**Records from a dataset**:
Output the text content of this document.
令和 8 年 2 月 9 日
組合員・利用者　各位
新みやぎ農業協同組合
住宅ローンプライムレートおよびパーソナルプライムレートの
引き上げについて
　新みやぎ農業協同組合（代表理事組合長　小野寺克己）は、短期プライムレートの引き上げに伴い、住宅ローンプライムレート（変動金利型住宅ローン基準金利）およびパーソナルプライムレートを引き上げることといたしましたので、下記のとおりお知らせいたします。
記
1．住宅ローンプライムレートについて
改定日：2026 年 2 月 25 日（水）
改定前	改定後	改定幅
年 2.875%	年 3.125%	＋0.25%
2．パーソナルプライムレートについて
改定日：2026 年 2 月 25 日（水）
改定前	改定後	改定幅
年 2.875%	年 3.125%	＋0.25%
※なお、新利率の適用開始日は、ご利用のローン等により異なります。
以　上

**Task goal**: Exactly reproduce the material above.

**Completed exercise**:
Output the text content of this document.
令和 8 年 2 月 9 日
組合員・利用者　各位
新みやぎ農業協同組合
住宅ローンプライムレートおよびパーソナルプライムレートの
引き上げについて
　新みやぎ農業協同組合（代表理事組合長　小野寺克己）は、短期プライムレートの引き上げに伴い、住宅ローンプライムレート（変動金利型住宅ローン基準金利）およびパーソナルプライムレートを引き上げることといたしましたので、下記のとおりお知らせいたします。
記
1．住宅ローンプライムレートについて
改定日：2026 年 2 月 25 日（水）
改定前	改定後	改定幅
年 2.875%	年 3.125%	＋0.25%
2．パーソナルプライムレートについて
改定日：2026 年 2 月 25 日（水）
改定前	改定後	改定幅
年 2.875%	年 3.125%	＋0.25%
※なお、新利率の適用開始日は、ご利用のローン等により異なります。
以　上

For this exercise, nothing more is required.